A data block
-------

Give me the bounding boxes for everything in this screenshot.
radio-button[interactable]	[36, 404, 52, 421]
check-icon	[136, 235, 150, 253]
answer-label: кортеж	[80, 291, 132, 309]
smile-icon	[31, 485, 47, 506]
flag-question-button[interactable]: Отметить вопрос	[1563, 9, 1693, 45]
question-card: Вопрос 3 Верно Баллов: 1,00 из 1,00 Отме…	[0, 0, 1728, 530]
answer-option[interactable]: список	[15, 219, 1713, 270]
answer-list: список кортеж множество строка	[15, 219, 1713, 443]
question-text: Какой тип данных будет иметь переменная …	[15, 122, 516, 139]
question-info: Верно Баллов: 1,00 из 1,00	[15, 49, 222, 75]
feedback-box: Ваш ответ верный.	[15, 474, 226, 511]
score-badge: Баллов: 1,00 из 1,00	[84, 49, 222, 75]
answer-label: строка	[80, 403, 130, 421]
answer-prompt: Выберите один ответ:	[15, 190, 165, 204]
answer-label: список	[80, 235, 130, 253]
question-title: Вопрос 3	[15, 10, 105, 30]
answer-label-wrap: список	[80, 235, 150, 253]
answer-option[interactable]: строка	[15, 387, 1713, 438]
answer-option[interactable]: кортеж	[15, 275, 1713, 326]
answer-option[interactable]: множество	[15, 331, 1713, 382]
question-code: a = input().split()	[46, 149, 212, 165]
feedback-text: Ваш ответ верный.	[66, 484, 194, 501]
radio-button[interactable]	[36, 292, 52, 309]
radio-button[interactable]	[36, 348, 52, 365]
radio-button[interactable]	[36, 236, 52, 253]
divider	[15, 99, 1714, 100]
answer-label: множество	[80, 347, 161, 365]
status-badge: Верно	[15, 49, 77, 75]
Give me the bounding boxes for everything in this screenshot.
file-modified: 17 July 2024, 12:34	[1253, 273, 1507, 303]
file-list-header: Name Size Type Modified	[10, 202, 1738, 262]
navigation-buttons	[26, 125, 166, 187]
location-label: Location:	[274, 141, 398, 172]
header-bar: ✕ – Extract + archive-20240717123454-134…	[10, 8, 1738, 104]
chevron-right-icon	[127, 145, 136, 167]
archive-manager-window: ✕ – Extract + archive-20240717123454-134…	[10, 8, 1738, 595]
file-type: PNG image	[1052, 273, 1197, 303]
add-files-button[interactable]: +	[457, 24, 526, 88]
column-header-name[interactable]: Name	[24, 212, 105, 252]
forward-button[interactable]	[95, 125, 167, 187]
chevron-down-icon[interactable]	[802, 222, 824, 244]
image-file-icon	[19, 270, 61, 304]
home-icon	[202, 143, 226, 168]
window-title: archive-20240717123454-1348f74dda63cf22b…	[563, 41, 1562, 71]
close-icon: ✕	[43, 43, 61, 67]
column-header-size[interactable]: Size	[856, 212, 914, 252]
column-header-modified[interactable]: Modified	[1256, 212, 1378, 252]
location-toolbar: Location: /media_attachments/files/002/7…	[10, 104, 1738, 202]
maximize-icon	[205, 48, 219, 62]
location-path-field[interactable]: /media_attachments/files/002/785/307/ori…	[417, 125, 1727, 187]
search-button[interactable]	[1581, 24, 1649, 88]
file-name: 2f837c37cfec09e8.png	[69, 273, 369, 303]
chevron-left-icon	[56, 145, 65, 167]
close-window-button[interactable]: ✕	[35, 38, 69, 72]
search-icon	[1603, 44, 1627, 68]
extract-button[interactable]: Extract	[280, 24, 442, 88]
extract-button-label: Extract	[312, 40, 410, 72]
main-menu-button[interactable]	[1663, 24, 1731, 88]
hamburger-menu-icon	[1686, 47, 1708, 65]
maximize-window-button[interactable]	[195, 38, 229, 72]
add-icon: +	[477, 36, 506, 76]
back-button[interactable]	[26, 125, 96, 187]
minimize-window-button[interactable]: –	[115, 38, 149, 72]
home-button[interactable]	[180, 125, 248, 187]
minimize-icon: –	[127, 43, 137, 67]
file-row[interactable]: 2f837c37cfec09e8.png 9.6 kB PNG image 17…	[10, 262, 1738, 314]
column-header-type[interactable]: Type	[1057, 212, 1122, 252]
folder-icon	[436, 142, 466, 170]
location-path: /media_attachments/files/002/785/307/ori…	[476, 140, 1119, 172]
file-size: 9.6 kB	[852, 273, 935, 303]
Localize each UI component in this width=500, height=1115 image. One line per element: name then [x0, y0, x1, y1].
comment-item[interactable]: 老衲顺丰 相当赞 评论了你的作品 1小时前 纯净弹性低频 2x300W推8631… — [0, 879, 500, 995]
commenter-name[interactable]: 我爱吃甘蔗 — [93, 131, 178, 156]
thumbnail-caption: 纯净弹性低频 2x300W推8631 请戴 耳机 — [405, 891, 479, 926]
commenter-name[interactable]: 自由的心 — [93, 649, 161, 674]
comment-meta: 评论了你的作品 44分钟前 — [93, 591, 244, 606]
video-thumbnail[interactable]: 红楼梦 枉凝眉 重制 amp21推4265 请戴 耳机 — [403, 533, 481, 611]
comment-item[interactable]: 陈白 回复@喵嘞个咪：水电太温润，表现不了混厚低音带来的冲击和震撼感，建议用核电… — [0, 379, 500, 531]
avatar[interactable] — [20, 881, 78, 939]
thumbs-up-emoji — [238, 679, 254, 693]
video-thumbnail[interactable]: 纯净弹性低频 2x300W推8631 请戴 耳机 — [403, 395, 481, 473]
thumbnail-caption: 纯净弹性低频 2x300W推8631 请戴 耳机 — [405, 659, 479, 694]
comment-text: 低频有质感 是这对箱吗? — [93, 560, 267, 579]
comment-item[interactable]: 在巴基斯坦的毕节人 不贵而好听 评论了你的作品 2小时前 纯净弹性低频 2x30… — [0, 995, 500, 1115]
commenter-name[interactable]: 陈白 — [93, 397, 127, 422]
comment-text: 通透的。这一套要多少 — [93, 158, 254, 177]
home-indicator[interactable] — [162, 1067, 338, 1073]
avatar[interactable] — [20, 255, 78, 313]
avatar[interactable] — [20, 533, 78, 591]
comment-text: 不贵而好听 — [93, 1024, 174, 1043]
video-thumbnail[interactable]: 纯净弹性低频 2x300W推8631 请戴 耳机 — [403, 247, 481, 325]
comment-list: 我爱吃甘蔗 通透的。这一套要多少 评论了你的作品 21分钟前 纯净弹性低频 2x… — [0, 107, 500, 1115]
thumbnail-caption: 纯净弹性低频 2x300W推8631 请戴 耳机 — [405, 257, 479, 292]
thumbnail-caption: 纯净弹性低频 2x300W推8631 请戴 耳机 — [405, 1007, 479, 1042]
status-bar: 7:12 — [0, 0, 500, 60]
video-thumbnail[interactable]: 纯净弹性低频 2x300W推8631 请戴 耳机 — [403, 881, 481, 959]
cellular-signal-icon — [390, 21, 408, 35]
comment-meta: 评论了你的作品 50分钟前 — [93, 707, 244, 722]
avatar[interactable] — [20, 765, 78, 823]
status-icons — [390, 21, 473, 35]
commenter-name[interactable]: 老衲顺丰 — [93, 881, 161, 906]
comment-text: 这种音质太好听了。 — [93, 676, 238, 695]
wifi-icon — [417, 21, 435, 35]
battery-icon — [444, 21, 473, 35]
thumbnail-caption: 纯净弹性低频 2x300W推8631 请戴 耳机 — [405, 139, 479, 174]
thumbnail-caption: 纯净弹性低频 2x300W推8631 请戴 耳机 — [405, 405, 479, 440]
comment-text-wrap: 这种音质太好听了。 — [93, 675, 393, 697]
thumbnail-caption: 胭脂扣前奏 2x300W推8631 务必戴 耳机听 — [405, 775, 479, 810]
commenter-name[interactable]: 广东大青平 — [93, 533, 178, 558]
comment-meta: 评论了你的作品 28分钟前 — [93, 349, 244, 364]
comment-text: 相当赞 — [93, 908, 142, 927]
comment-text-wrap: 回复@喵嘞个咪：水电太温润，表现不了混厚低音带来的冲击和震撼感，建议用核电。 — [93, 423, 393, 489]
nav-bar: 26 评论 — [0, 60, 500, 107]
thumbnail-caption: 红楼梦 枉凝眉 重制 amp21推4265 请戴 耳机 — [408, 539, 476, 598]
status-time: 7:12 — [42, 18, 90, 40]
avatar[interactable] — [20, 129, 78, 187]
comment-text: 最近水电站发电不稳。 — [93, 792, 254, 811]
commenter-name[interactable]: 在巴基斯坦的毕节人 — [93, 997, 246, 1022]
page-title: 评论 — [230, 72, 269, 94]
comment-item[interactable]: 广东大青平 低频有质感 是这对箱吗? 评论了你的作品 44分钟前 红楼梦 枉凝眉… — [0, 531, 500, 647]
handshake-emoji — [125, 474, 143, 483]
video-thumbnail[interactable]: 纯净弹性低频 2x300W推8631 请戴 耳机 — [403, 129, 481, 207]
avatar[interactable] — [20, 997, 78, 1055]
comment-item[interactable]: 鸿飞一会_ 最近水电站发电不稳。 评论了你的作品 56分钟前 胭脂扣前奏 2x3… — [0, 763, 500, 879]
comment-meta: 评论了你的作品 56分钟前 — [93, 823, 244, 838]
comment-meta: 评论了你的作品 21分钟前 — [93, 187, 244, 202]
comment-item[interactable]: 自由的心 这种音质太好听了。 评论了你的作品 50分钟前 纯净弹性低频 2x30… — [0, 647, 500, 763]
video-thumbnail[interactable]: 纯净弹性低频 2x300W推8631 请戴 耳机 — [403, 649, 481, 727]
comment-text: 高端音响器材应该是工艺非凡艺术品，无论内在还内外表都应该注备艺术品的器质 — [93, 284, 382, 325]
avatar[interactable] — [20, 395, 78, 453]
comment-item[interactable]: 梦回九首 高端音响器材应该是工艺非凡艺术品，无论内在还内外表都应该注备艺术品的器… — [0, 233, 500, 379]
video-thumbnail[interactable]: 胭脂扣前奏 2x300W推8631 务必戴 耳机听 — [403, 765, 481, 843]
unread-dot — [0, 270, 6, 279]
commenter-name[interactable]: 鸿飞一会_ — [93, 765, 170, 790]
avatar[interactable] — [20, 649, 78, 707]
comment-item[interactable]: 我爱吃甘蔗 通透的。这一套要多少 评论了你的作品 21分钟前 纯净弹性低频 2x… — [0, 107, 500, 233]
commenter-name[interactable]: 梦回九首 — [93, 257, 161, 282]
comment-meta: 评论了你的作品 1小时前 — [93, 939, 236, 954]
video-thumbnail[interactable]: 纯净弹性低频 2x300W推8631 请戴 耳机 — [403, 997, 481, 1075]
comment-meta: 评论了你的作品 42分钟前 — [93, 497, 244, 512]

-------

## Requirements
Update the lines from the start of the records up to and including the line with "9, 1693, 45]", replacing "smile-icon" with "emoji-icon" and leaving everything else unchanged.

## Final result
Give me the bounding boxes for everything in this screenshot.
radio-button[interactable]	[36, 404, 52, 421]
check-icon	[136, 235, 150, 253]
answer-label: кортеж	[80, 291, 132, 309]
emoji-icon	[31, 485, 47, 506]
flag-question-button[interactable]: Отметить вопрос	[1563, 9, 1693, 45]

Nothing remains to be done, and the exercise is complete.